▸ Request: Search the material below for the word "由所给空前面的" and copy every line in which it occurs.

>>>>

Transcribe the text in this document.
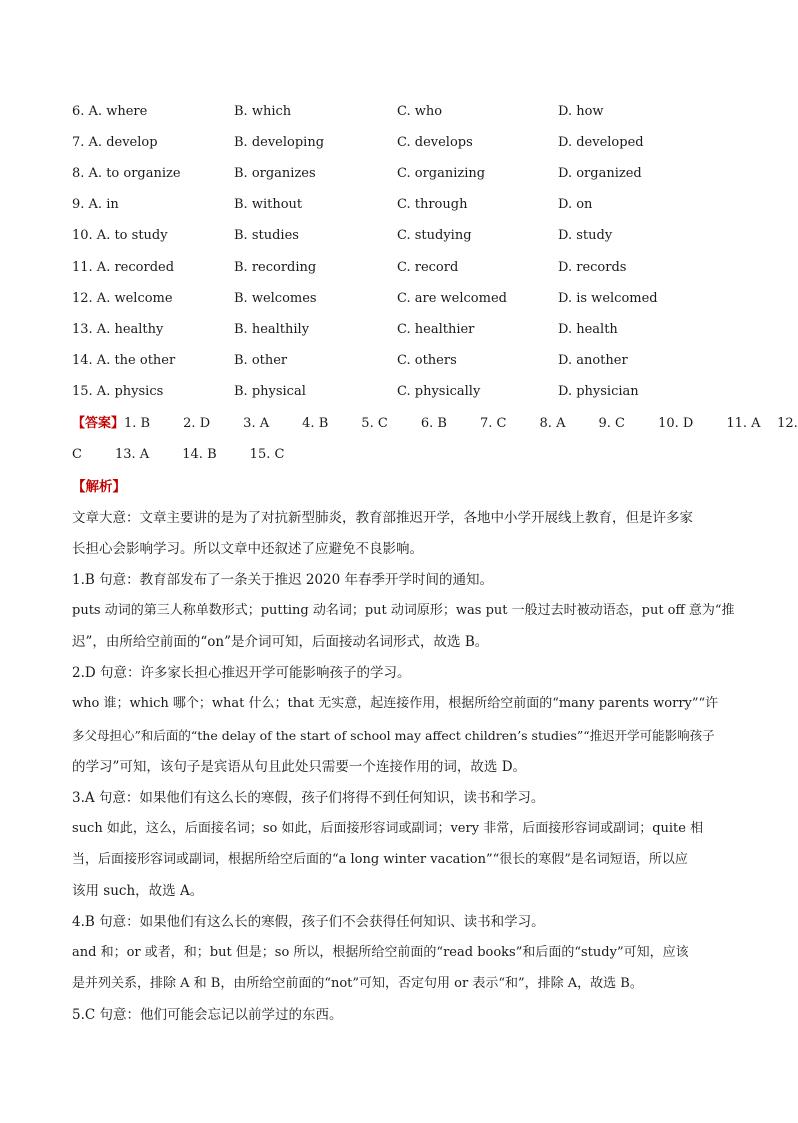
6. A. where	B. which	C. who	D. how
7. A. develop	B. developing	C. develops	D. developed
8. A. to organize	B. organizes	C. organizing	D. organized
9. A. in	B. without	C. through	D. on
10. A. to study	B. studies	C. studying	D. study
11. A. recorded	B. recording	C. record	D. records
12. A. welcome	B. welcomes	C. are welcomed	D. is welcomed
13. A. healthy	B. healthily	C. healthier	D. health
14. A. the other	B. other	C. others	D. another
15. A. physics	B. physical	C. physically	D. physician
【答案】1. B        2. D        3. A        4. B        5. C        6. B        7. C        8. A        9. C        10. D        11. A    12.
C        13. A        14. B        15. C
【解析】
文章大意：文章主要讲的是为了对抗新型肺炎，教育部推迟开学，各地中小学开展线上教育，但是许多家
长担心会影响学习。所以文章中还叙述了应避免不良影响。
1.B 句意：教育部发布了一条关于推迟 2020 年春季开学时间的通知。
puts 动词的第三人称单数形式；putting 动名词；put 动词原形；was put 一般过去时被动语态，put off 意为“推
迟”，由所给空前面的“on”是介词可知，后面接动名词形式，故选 B。
2.D 句意：许多家长担心推迟开学可能影响孩子的学习。
who 谁；which 哪个；what 什么；that 无实意，起连接作用，根据所给空前面的“many parents worry”“许
多父母担心”和后面的“the delay of the start of school may affect children’s studies”“推迟开学可能影响孩子
的学习”可知，该句子是宾语从句且此处只需要一个连接作用的词，故选 D。
3.A 句意：如果他们有这么长的寒假，孩子们将得不到任何知识，读书和学习。
such 如此，这么，后面接名词；so 如此，后面接形容词或副词；very 非常，后面接形容词或副词；quite 相
当，后面接形容词或副词，根据所给空后面的“a long winter vacation”“很长的寒假”是名词短语，所以应
该用 such，故选 A。
4.B 句意：如果他们有这么长的寒假，孩子们不会获得任何知识、读书和学习。
and 和；or 或者，和；but 但是；so 所以，根据所给空前面的“read books”和后面的“study”可知，应该
是并列关系，排除 A 和 B，由所给空前面的“not”可知，否定句用 or 表示“和”，排除 A，故选 B。
5.C 句意：他们可能会忘记以前学过的东西。
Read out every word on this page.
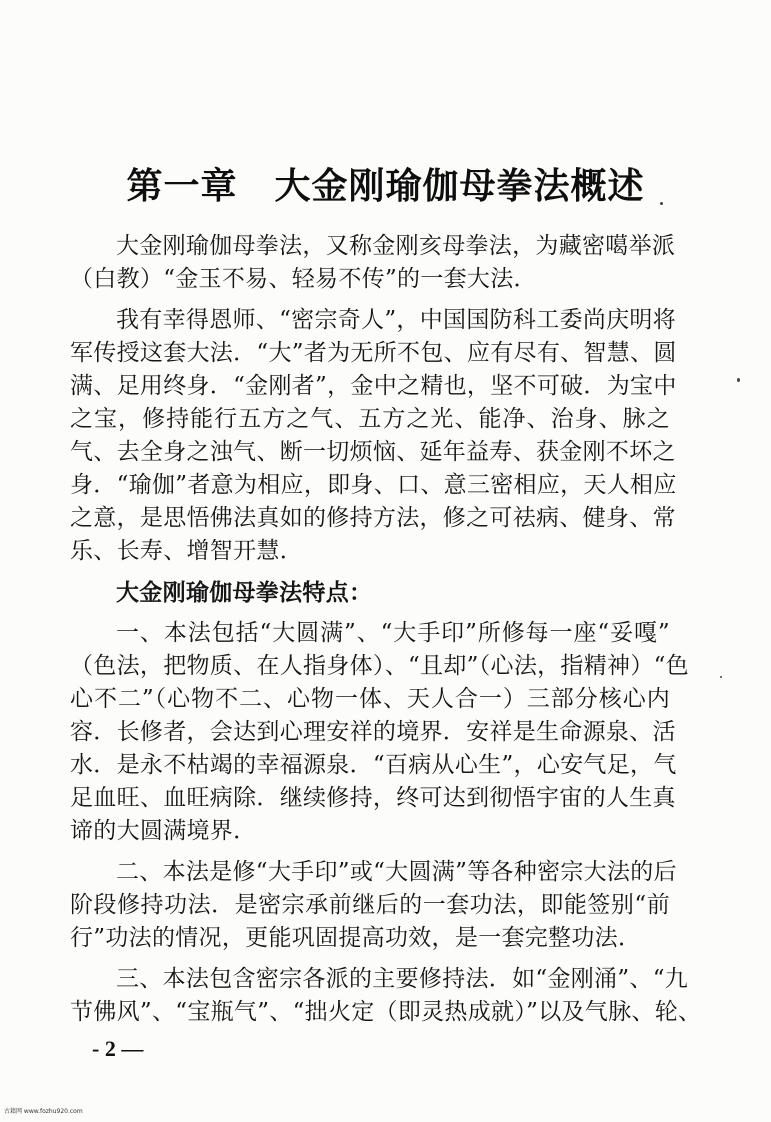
第一章　大金刚瑜伽母拳法概述
大金刚瑜伽母拳法，又称金刚亥母拳法，为藏密噶举派
（白教）“金玉不易、轻易不传”的一套大法．
我有幸得恩师、“密宗奇人”，中国国防科工委尚庆明将
军传授这套大法．“大”者为无所不包、应有尽有、智慧、圆
满、足用终身．“金刚者”，金中之精也，坚不可破．为宝中
之宝，修持能行五方之气、五方之光、能净、治身、脉之
气、去全身之浊气、断一切烦恼、延年益寿、获金刚不坏之
身．“瑜伽”者意为相应，即身、口、意三密相应，天人相应
之意，是思悟佛法真如的修持方法，修之可祛病、健身、常
乐、长寿、增智开慧．
大金刚瑜伽母拳法特点：
一、本法包括“大圆满”、“大手印”所修每一座“妥嘎”
（色法，把物质、在人指身体）、“且却”（心法，指精神）“色
心不二”（心物不二、心物一体、天人合一）三部分核心内
容．长修者，会达到心理安祥的境界．安祥是生命源泉、活
水．是永不枯竭的幸福源泉．“百病从心生”，心安气足，气
足血旺、血旺病除．继续修持，终可达到彻悟宇宙的人生真
谛的大圆满境界．
二、本法是修“大手印”或“大圆满”等各种密宗大法的后
阶段修持功法．是密宗承前继后的一套功法，即能签别“前
行”功法的情况，更能巩固提高功效，是一套完整功法．
三、本法包含密宗各派的主要修持法．如“金刚涌”、“九
节佛风”、“宝瓶气”、“拙火定（即灵热成就）”以及气脉、轮、
- 2 —
古籍网 www.fozhu920.com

<<<<

▸ Task response:
迟”，由所给空前面的“on”是介词可知，后面接动名词形式，故选 B。
是并列关系，排除 A 和 B，由所给空前面的“not”可知，否定句用 or 表示“和”，排除 A，故选 B。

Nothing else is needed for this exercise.